■ **EXERCISE GOAL**
Turn the data below into a Markdown table with two columns, Row and Data line, numbering each nonblank line in order and leaving the pictures out.

(begin)

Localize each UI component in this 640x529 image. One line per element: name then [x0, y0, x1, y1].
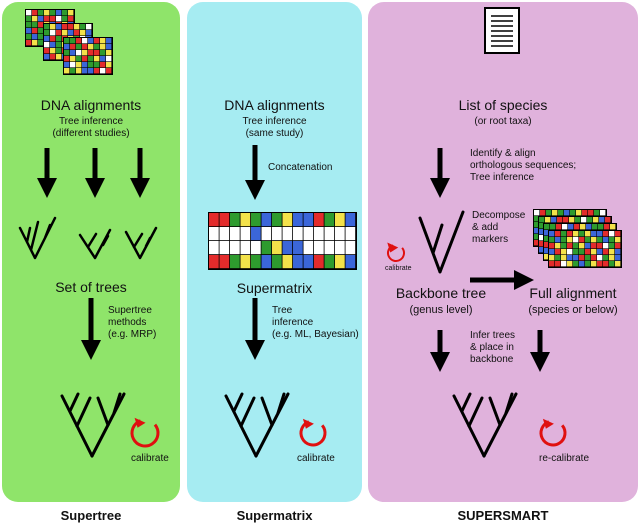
supertree-subheading: Tree inference (different studies): [52, 116, 130, 139]
supersmart-backbone-sub: (genus level): [409, 304, 473, 316]
supertree-footer: Supertree: [60, 508, 122, 523]
supersmart-backbone-label: Backbone tree: [395, 285, 487, 301]
supermatrix-method-label: Tree inference (e.g. ML, Bayesian): [272, 305, 359, 340]
supermatrix-matrix-label: Supermatrix: [236, 280, 313, 296]
supermatrix-subheading: Tree inference (same study): [242, 116, 307, 139]
supersmart-subheading: (or root taxa): [474, 116, 532, 127]
supertree-calibrate-label: calibrate: [131, 453, 169, 464]
backbone-tree-icon: [418, 210, 465, 274]
full-alignment-icon: [533, 209, 622, 268]
circular-arrow-icons: [130, 242, 567, 448]
document-list-icon: [484, 7, 520, 54]
phylogenetic-tree-icon: [18, 216, 158, 260]
flow-arrows: [37, 145, 550, 372]
supertree-method-label: Supertree methods (e.g. MRP): [108, 305, 157, 340]
supersmart-step1-label: Identify & align orthologous sequences; …: [470, 148, 577, 183]
supermatrix-icon: [208, 212, 357, 270]
supersmart-infer-label: Infer trees & place in backbone: [470, 330, 516, 365]
large-tree-icons: [60, 392, 518, 458]
supermatrix-concat-label: Concatenation: [268, 162, 333, 173]
dna-alignment-icon: [25, 9, 113, 75]
supersmart-decompose-label: Decompose & add markers: [472, 210, 526, 245]
supermatrix-calibrate-label: calibrate: [297, 453, 335, 464]
supersmart-recalibrate-label: re-calibrate: [539, 453, 590, 464]
supermatrix-heading: DNA alignments: [224, 97, 325, 113]
supersmart-full-label: Full alignment: [529, 285, 617, 301]
supersmart-heading: List of species: [458, 97, 548, 113]
supersmart-footer: SUPERSMART: [457, 508, 549, 523]
supersmart-full-sub: (species or below): [528, 304, 618, 316]
supersmart-small-calibrate-label: calibrate: [385, 265, 412, 272]
supermatrix-footer: Supermatrix: [236, 508, 313, 523]
supertree-heading: DNA alignments: [40, 97, 142, 113]
supertree-set-label: Set of trees: [55, 279, 127, 295]
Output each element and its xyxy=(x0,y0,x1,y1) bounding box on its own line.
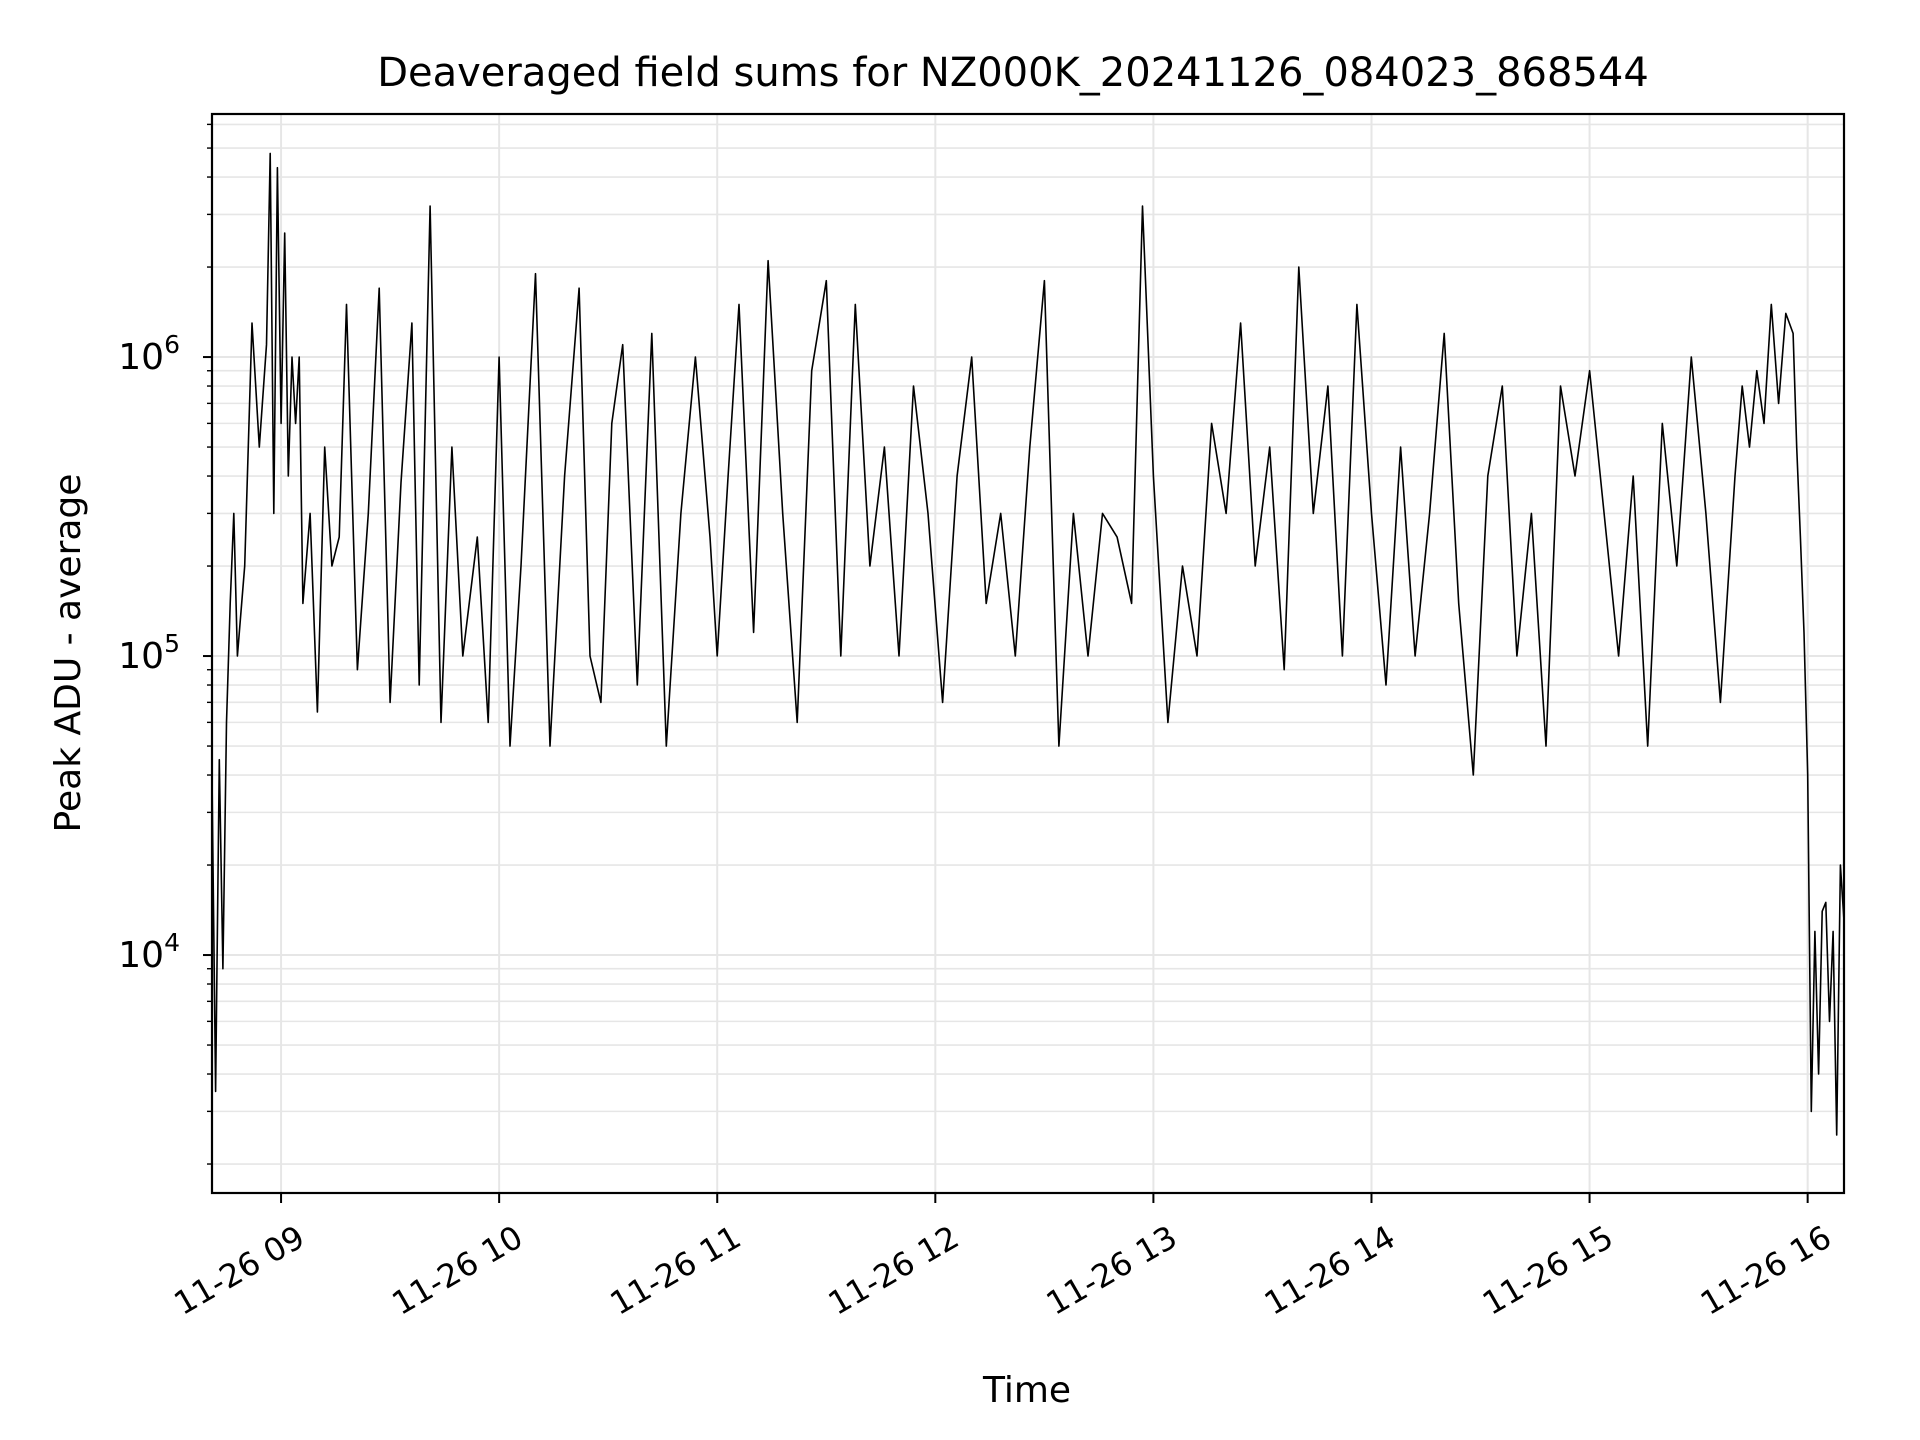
y-axis-label: Peak ADU - average xyxy=(48,474,89,833)
x-axis-label: Time xyxy=(982,1370,1071,1411)
series-line xyxy=(211,152,1845,1136)
y-tick-label: 106 xyxy=(118,330,180,378)
y-tick-label: 105 xyxy=(118,629,180,677)
y-tick-label: 104 xyxy=(118,928,180,976)
plot-frame xyxy=(210,112,1846,1195)
grid xyxy=(212,114,1844,1193)
y-axis: 104 105 106 xyxy=(118,123,212,1165)
chart-title: Deaveraged field sums for NZ000K_2024112… xyxy=(377,50,1649,96)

(end)

■ **ANSWER TO THE TASK**
| Row | Data line |
|---|---|
| 1 | Localize each UI component in this 640x529 image. One line per element: name then [x0, y0, x1, y1]. |
| 2 | supertree-subheading: Tree inference (different studies): [52, 116, 130, 139] |
| 3 | supersmart-backbone-sub: (genus level): [409, 304, 473, 316] |
| 4 | supertree-footer: Supertree: [60, 508, 122, 523] |
| 5 | supersmart-backbone-label: Backbone tree: [395, 285, 487, 301] |
| 6 | supermatrix-method-label: Tree inference (e.g. ML, Bayesian): [272, 305, 359, 340] |
| 7 | supermatrix-matrix-label: Supermatrix: [236, 280, 313, 296] |
| 8 | supermatrix-subheading: Tree inference (same study): [242, 116, 307, 139] |
| 9 | supersmart-subheading: (or root taxa): [474, 116, 532, 127] |
| 10 | supertree-calibrate-label: calibrate: [131, 453, 169, 464] |
| 11 | backbone-tree-icon: [418, 210, 465, 274] |
| 12 | full-alignment-icon: [533, 209, 622, 268] |
| 13 | circular-arrow-icons: [130, 242, 567, 448] |
| 14 | document-list-icon: [484, 7, 520, 54] |
| 15 | phylogenetic-tree-icon: [18, 216, 158, 260] |
| 16 | flow-arrows: [37, 145, 550, 372] |
| 17 | supertree-method-label: Supertree methods (e.g. MRP): [108, 305, 157, 340] |
| 18 | supersmart-step1-label: Identify & align orthologous sequences; …: [470, 148, 577, 183] |
| 19 | supermatrix-icon: [208, 212, 357, 270] |
| 20 | supersmart-infer-label: Infer trees & place in backbone: [470, 330, 516, 365] |
| 21 | large-tree-icons: [60, 392, 518, 458] |
| 22 | supermatrix-concat-label: Concatenation: [268, 162, 333, 173] |
| 23 | dna-alignment-icon: [25, 9, 113, 75] |
| 24 | supersmart-decompose-label: Decompose & add markers: [472, 210, 526, 245] |
| 25 | supermatrix-calibrate-label: calibrate: [297, 453, 335, 464] |
| 26 | supersmart-recalibrate-label: re-calibrate: [539, 453, 590, 464] |
| 27 | supermatrix-heading: DNA alignments: [224, 97, 325, 113] |
| 28 | supersmart-full-label: Full alignment: [529, 285, 617, 301] |
| 29 | supersmart-heading: List of species: [458, 97, 548, 113] |
| 30 | supersmart-footer: SUPERSMART: [457, 508, 549, 523] |
| 31 | supersmart-full-sub: (species or below): [528, 304, 618, 316] |
| 32 | supersmart-small-calibrate-label: calibrate: [385, 265, 412, 272] |
| 33 | supermatrix-footer: Supermatrix: [236, 508, 313, 523] |
| 34 | supertree-heading: DNA alignments: [40, 97, 142, 113] |
| 35 | supertree-set-label: Set of trees: [55, 279, 127, 295] |
| 36 | Output each element and its xyxy=(x0,y0,x1,y1) bounding box on its own line. |
| 37 | y-axis-label: Peak ADU - average xyxy=(48,474,89,833) |
| 38 | x-axis-label: Time xyxy=(982,1370,1071,1411) |
| 39 | series-line xyxy=(211,152,1845,1136) |
| 40 | y-tick-label: 106 xyxy=(118,330,180,378) |
| 41 | y-tick-label: 105 xyxy=(118,629,180,677) |
| 42 | y-tick-label: 104 xyxy=(118,928,180,976) |
| 43 | plot-frame xyxy=(210,112,1846,1195) |
| 44 | grid xyxy=(212,114,1844,1193) |
| 45 | y-axis: 104 105 106 xyxy=(118,123,212,1165) |
| 46 | chart-title: Deaveraged field sums for NZ000K_2024112… xyxy=(377,50,1649,96) |